┌──

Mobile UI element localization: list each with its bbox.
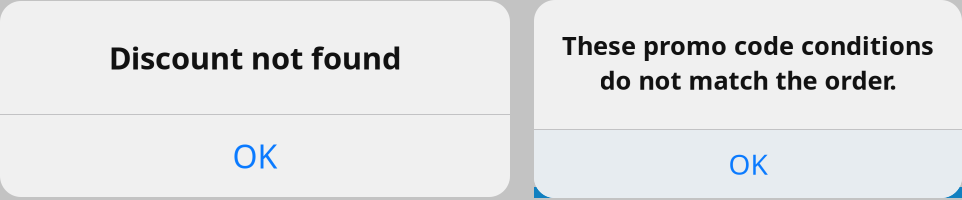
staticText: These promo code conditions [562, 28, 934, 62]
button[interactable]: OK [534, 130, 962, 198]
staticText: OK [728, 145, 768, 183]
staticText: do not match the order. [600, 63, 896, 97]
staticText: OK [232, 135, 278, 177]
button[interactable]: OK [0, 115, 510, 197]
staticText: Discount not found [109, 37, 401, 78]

└──
┌──

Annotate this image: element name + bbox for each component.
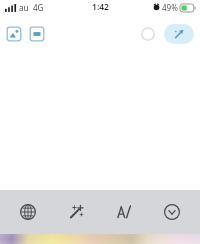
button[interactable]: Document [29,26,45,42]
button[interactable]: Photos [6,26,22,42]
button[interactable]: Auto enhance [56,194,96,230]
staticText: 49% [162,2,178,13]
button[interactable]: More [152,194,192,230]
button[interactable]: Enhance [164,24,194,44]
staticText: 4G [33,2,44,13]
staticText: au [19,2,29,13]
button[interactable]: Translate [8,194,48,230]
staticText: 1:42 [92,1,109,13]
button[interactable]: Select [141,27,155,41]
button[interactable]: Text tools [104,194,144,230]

└──

Repeat the data above word for word, beginning with the line containing "Mobile UI element" and continuing through the line containing "staticText: Discount not". Leave out the pictures.

### Exercise response
Mobile UI element localization: list each with its bbox.
staticText: These promo code conditions [562, 28, 934, 62]
button[interactable]: OK [534, 130, 962, 198]
staticText: OK [728, 145, 768, 183]
staticText: do not match the order. [600, 63, 896, 97]
staticText: OK [232, 135, 278, 177]
button[interactable]: OK [0, 115, 510, 197]
staticText: Discount not found [109, 37, 401, 78]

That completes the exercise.